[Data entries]
^^^^^^^^^^^^^^^^

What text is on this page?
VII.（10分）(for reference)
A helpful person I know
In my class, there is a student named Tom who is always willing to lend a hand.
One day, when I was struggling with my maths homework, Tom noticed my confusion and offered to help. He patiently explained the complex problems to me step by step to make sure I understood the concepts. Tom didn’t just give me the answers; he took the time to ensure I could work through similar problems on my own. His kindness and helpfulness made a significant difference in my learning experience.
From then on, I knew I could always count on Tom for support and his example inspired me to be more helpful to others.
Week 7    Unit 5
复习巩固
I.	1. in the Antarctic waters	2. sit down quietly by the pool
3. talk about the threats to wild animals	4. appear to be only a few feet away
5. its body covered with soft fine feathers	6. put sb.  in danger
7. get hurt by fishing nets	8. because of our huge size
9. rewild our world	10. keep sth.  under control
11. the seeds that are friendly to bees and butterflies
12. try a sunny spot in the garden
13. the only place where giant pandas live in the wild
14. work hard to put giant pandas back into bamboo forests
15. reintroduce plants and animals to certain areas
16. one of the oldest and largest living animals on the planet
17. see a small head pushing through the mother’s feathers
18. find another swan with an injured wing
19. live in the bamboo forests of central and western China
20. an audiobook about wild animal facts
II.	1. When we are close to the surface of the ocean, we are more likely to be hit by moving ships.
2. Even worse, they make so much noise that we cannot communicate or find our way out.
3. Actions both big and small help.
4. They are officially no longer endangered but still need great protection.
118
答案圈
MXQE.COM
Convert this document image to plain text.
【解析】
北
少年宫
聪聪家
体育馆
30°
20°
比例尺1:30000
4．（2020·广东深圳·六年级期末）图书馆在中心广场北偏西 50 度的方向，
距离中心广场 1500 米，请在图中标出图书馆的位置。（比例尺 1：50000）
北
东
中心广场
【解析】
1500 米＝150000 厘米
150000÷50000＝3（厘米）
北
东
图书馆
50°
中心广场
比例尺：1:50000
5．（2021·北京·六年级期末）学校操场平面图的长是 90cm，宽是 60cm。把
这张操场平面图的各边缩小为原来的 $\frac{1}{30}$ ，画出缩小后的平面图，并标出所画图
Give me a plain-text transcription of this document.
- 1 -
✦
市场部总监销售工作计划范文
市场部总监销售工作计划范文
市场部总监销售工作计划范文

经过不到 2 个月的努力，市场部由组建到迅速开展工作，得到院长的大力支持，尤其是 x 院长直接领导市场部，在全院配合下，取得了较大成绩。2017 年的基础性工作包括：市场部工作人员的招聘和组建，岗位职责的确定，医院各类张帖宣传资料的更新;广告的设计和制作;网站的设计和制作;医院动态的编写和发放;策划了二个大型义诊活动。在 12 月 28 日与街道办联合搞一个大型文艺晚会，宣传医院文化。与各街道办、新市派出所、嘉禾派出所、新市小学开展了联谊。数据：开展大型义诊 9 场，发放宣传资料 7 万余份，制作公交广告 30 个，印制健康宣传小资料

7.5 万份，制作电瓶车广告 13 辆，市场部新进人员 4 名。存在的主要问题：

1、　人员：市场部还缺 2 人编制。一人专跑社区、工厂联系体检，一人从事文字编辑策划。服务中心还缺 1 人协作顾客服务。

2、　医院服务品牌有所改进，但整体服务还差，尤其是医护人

^^^^^^^^^^^^^^^^

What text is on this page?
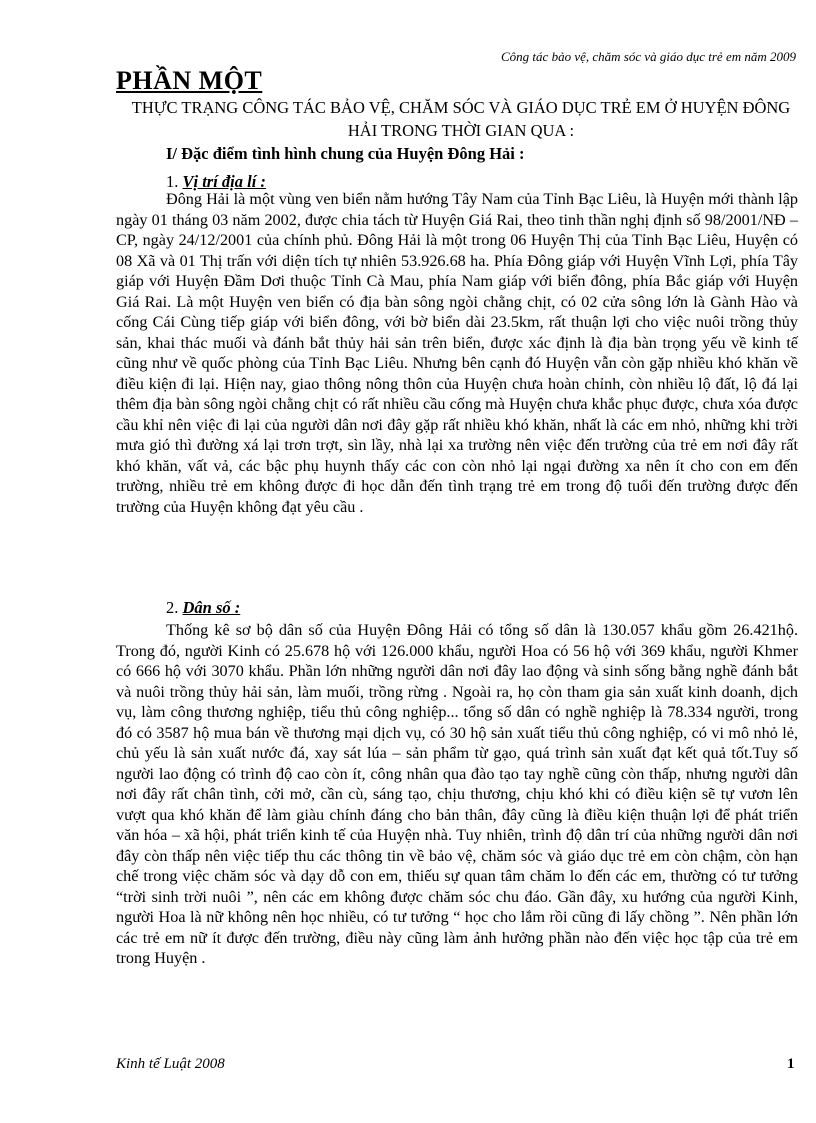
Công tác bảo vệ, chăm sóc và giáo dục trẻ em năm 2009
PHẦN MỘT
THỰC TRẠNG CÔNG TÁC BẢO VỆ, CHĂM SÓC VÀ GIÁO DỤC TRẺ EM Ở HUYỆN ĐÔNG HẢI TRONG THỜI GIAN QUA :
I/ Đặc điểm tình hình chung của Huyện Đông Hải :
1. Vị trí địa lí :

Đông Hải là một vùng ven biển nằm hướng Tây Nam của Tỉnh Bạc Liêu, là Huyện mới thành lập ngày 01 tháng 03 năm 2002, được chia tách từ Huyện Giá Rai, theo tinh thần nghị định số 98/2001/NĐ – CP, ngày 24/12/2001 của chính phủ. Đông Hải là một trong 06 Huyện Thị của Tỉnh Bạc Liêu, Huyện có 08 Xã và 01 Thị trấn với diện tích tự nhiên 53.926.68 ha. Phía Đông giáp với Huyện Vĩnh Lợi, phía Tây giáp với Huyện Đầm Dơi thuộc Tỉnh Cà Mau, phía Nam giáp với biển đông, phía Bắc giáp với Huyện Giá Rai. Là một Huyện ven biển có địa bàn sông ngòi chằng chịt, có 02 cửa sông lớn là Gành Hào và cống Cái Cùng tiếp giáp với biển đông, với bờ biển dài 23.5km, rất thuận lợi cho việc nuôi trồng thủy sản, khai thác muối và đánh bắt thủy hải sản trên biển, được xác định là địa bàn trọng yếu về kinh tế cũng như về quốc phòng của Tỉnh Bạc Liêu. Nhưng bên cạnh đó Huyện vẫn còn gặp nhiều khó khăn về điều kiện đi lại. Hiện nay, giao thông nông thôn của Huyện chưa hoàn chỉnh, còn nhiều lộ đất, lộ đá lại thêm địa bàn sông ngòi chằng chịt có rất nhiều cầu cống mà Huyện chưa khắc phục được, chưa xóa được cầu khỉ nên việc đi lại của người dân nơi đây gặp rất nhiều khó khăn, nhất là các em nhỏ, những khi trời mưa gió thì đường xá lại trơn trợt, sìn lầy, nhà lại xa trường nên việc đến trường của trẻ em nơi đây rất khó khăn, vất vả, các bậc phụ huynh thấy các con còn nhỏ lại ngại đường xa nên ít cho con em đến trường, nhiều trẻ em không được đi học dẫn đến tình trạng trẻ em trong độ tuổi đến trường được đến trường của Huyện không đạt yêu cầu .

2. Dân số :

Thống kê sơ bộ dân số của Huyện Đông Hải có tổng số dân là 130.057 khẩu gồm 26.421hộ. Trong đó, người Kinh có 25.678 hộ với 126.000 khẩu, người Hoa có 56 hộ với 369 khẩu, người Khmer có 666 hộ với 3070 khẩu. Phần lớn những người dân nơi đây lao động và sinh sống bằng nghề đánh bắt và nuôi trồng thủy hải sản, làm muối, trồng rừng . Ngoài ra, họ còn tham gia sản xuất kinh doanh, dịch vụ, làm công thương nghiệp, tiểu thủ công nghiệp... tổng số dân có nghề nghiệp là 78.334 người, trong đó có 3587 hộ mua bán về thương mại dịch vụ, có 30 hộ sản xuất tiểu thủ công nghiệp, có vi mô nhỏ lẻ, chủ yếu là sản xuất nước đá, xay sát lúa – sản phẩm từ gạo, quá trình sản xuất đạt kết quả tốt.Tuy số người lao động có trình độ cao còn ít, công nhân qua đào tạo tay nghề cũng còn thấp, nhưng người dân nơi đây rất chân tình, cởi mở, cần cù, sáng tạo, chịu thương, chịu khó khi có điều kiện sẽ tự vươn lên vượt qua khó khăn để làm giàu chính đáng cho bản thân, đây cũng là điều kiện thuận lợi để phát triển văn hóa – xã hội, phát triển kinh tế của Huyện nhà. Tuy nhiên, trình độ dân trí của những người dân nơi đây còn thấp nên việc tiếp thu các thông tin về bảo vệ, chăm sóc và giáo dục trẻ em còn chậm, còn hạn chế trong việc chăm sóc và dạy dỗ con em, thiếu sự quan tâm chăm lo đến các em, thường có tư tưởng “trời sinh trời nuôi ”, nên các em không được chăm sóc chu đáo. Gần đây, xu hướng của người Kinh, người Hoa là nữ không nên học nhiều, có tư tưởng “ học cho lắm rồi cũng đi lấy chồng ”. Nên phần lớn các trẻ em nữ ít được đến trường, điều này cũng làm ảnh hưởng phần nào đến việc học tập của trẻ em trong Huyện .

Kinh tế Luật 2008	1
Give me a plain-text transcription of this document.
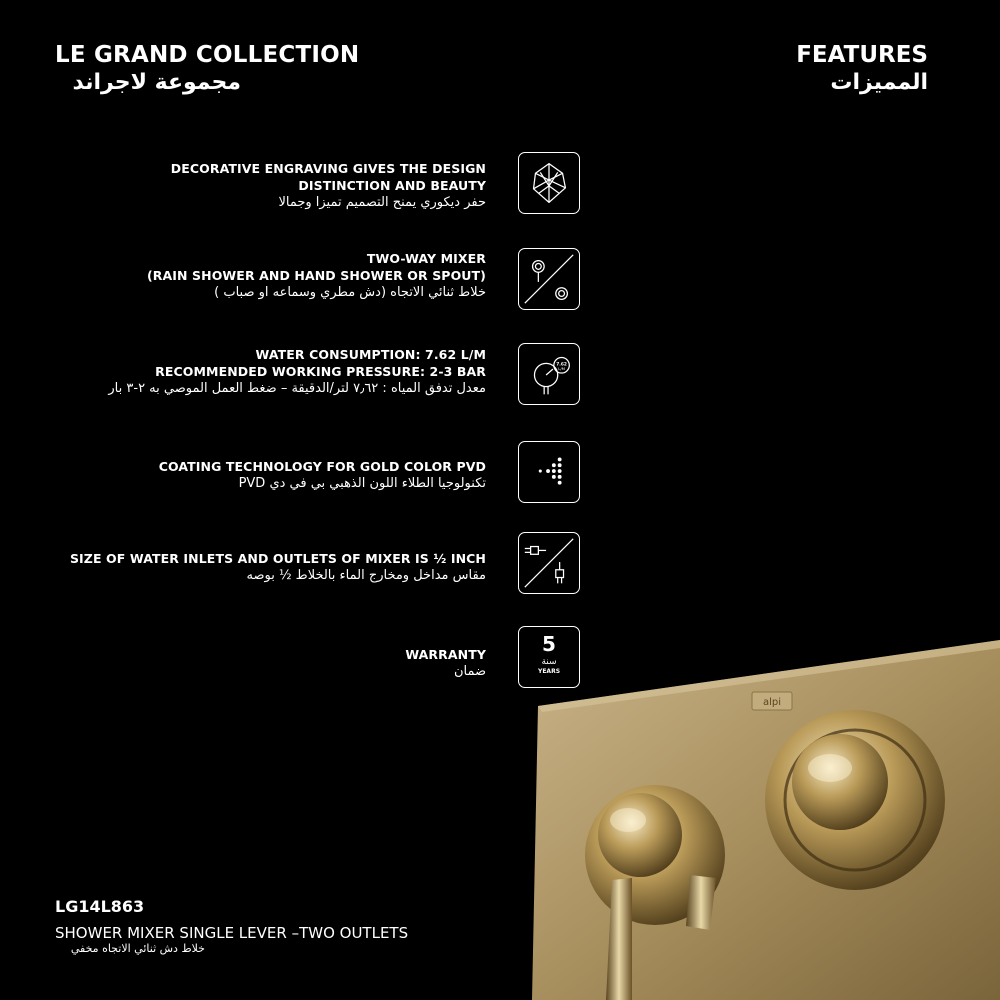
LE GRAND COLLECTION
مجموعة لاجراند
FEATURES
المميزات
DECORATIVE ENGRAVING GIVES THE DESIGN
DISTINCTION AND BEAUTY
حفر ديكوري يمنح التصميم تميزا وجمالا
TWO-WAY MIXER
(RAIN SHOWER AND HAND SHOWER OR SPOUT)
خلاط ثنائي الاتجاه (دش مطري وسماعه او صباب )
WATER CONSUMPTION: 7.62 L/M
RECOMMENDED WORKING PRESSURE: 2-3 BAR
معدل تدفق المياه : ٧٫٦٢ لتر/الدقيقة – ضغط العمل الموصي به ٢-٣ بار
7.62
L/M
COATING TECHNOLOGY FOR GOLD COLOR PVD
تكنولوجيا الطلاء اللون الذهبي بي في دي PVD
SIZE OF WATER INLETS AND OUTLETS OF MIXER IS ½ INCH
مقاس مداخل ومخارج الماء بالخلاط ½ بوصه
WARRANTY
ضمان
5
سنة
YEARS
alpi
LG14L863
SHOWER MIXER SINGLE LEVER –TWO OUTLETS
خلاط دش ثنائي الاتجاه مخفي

^^^^^^^^^^^^^^^^

**STATED TASK**
Which lines contain the word "六年级期末"? Copy each one.

**TASK RESPONSE**
4．（2020·广东深圳·六年级期末）图书馆在中心广场北偏西 50 度的方向，
5．（2021·北京·六年级期末）学校操场平面图的长是 90cm，宽是 60cm。把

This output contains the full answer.